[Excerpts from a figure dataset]
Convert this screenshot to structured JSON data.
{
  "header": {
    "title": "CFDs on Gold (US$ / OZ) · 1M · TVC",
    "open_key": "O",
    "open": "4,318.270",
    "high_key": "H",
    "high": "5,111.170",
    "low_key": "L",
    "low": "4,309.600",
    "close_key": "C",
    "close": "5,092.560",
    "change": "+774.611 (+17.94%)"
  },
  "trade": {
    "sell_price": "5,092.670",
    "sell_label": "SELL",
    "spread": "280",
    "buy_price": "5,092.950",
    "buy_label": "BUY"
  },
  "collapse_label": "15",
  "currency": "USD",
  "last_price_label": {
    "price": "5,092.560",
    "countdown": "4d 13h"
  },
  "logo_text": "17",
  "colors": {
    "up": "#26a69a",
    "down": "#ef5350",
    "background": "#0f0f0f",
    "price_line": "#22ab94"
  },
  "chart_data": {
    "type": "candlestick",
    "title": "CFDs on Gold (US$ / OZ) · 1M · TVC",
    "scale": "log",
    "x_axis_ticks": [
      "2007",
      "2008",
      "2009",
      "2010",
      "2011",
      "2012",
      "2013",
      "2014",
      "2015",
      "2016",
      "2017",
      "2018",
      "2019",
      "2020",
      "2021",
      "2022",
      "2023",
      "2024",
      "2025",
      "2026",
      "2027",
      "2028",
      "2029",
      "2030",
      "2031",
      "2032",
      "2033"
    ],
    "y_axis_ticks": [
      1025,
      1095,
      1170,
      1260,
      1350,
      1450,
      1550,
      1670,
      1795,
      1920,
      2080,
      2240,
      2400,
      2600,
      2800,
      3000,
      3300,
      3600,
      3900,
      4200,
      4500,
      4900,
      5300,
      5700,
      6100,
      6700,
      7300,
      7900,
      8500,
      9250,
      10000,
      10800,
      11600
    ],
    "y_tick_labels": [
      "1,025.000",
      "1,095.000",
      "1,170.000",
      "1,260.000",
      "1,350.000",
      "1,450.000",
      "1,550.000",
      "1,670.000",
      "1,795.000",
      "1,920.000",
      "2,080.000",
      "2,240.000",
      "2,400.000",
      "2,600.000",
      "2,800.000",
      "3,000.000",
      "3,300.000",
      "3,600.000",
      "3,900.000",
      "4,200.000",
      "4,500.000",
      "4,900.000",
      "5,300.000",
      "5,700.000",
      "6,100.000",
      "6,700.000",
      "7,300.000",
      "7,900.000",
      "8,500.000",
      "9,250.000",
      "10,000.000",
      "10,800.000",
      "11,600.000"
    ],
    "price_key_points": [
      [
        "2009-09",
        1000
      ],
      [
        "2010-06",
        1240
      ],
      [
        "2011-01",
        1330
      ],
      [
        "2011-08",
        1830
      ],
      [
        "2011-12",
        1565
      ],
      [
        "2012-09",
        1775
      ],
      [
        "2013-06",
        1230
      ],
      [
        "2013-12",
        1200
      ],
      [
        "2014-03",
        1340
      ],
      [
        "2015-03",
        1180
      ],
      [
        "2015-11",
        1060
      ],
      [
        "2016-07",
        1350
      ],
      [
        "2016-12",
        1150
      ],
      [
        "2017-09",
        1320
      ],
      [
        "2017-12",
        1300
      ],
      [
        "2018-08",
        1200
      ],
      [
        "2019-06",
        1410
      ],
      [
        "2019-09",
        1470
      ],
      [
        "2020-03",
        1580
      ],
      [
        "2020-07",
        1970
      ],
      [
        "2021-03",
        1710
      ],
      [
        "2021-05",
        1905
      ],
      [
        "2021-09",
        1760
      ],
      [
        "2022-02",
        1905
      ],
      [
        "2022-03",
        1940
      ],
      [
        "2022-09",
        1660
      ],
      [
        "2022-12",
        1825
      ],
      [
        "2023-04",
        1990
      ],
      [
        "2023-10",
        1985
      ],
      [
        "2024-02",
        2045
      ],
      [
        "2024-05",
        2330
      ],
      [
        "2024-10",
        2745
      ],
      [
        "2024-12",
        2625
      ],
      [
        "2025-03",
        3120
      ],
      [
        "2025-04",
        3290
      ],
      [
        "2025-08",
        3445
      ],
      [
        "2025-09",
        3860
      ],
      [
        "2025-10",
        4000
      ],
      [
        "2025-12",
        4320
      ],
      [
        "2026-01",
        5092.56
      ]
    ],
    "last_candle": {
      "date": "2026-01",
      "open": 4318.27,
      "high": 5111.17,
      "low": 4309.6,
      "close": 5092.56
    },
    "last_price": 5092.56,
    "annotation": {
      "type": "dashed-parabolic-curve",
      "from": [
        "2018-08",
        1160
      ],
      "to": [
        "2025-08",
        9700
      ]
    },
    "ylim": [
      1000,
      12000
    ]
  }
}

• **Written problem**:
Give all the records again. Match them exactly.

• **The answer**:
Convert this screenshot to structured JSON data.
{
  "header": {
    "title": "CFDs on Gold (US$ / OZ) · 1M · TVC",
    "open_key": "O",
    "open": "4,318.270",
    "high_key": "H",
    "high": "5,111.170",
    "low_key": "L",
    "low": "4,309.600",
    "close_key": "C",
    "close": "5,092.560",
    "change": "+774.611 (+17.94%)"
  },
  "trade": {
    "sell_price": "5,092.670",
    "sell_label": "SELL",
    "spread": "280",
    "buy_price": "5,092.950",
    "buy_label": "BUY"
  },
  "collapse_label": "15",
  "currency": "USD",
  "last_price_label": {
    "price": "5,092.560",
    "countdown": "4d 13h"
  },
  "logo_text": "17",
  "colors": {
    "up": "#26a69a",
    "down": "#ef5350",
    "background": "#0f0f0f",
    "price_line": "#22ab94"
  },
  "chart_data": {
    "type": "candlestick",
    "title": "CFDs on Gold (US$ / OZ) · 1M · TVC",
    "scale": "log",
    "x_axis_ticks": [
      "2007",
      "2008",
      "2009",
      "2010",
      "2011",
      "2012",
      "2013",
      "2014",
      "2015",
      "2016",
      "2017",
      "2018",
      "2019",
      "2020",
      "2021",
      "2022",
      "2023",
      "2024",
      "2025",
      "2026",
      "2027",
      "2028",
      "2029",
      "2030",
      "2031",
      "2032",
      "2033"
    ],
    "y_axis_ticks": [
      1025,
      1095,
      1170,
      1260,
      1350,
      1450,
      1550,
      1670,
      1795,
      1920,
      2080,
      2240,
      2400,
      2600,
      2800,
      3000,
      3300,
      3600,
      3900,
      4200,
      4500,
      4900,
      5300,
      5700,
      6100,
      6700,
      7300,
      7900,
      8500,
      9250,
      10000,
      10800,
      11600
    ],
    "y_tick_labels": [
      "1,025.000",
      "1,095.000",
      "1,170.000",
      "1,260.000",
      "1,350.000",
      "1,450.000",
      "1,550.000",
      "1,670.000",
      "1,795.000",
      "1,920.000",
      "2,080.000",
      "2,240.000",
      "2,400.000",
      "2,600.000",
      "2,800.000",
      "3,000.000",
      "3,300.000",
      "3,600.000",
      "3,900.000",
      "4,200.000",
      "4,500.000",
      "4,900.000",
      "5,300.000",
      "5,700.000",
      "6,100.000",
      "6,700.000",
      "7,300.000",
      "7,900.000",
      "8,500.000",
      "9,250.000",
      "10,000.000",
      "10,800.000",
      "11,600.000"
    ],
    "price_key_points": [
      [
        "2009-09",
        1000
      ],
      [
        "2010-06",
        1240
      ],
      [
        "2011-01",
        1330
      ],
      [
        "2011-08",
        1830
      ],
      [
        "2011-12",
        1565
      ],
      [
        "2012-09",
        1775
      ],
      [
        "2013-06",
        1230
      ],
      [
        "2013-12",
        1200
      ],
      [
        "2014-03",
        1340
      ],
      [
        "2015-03",
        1180
      ],
      [
        "2015-11",
        1060
      ],
      [
        "2016-07",
        1350
      ],
      [
        "2016-12",
        1150
      ],
      [
        "2017-09",
        1320
      ],
      [
        "2017-12",
        1300
      ],
      [
        "2018-08",
        1200
      ],
      [
        "2019-06",
        1410
      ],
      [
        "2019-09",
        1470
      ],
      [
        "2020-03",
        1580
      ],
      [
        "2020-07",
        1970
      ],
      [
        "2021-03",
        1710
      ],
      [
        "2021-05",
        1905
      ],
      [
        "2021-09",
        1760
      ],
      [
        "2022-02",
        1905
      ],
      [
        "2022-03",
        1940
      ],
      [
        "2022-09",
        1660
      ],
      [
        "2022-12",
        1825
      ],
      [
        "2023-04",
        1990
      ],
      [
        "2023-10",
        1985
      ],
      [
        "2024-02",
        2045
      ],
      [
        "2024-05",
        2330
      ],
      [
        "2024-10",
        2745
      ],
      [
        "2024-12",
        2625
      ],
      [
        "2025-03",
        3120
      ],
      [
        "2025-04",
        3290
      ],
      [
        "2025-08",
        3445
      ],
      [
        "2025-09",
        3860
      ],
      [
        "2025-10",
        4000
      ],
      [
        "2025-12",
        4320
      ],
      [
        "2026-01",
        5092.56
      ]
    ],
    "last_candle": {
      "date": "2026-01",
      "open": 4318.27,
      "high": 5111.17,
      "low": 4309.6,
      "close": 5092.56
    },
    "last_price": 5092.56,
    "annotation": {
      "type": "dashed-parabolic-curve",
      "from": [
        "2018-08",
        1160
      ],
      "to": [
        "2025-08",
        9700
      ]
    },
    "ylim": [
      1000,
      12000
    ]
  }
}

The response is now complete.